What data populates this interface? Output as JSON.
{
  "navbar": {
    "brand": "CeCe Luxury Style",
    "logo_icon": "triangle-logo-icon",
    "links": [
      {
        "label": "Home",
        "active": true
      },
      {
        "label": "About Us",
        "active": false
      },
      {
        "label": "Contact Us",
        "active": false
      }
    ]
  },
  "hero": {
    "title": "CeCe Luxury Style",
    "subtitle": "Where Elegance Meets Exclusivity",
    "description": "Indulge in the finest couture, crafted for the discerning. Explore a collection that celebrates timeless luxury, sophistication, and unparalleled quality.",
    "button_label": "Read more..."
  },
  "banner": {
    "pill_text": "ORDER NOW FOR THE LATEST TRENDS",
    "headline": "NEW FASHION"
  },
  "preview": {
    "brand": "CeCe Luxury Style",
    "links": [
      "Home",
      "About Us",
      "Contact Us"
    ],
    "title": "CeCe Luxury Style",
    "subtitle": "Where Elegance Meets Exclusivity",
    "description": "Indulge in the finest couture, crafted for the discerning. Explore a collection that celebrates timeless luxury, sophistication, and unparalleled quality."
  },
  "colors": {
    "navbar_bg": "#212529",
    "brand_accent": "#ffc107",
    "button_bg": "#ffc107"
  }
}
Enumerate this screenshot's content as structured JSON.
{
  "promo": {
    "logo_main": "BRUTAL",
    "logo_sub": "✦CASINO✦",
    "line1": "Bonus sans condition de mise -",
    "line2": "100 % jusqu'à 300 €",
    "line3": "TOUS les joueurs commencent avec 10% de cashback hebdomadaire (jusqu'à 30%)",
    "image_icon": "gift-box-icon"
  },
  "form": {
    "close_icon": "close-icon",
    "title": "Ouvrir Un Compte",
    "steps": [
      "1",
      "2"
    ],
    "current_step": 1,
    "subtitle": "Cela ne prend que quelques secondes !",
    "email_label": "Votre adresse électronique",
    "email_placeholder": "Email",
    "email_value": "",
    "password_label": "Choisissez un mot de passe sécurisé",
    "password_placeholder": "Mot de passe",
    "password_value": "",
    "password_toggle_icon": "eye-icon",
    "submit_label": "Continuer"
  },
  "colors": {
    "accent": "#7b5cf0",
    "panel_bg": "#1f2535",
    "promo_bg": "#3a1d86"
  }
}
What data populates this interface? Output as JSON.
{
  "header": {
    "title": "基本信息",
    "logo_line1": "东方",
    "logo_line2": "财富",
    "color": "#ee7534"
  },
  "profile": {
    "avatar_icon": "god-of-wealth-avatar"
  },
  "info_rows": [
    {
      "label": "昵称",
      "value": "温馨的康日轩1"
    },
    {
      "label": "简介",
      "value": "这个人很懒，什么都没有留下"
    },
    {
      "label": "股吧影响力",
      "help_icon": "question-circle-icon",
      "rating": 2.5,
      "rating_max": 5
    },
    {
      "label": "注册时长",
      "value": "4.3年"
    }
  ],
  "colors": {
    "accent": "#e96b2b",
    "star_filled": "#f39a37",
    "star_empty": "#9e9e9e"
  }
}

▶ [Brief] Extract from the data every line where "jusqu" shows up.

▶ [The response]
    "line2": "100 % jusqu'à 300 €",
    "line3": "TOUS les joueurs commencent avec 10% de cashback hebdomadaire (jusqu'à 30%)",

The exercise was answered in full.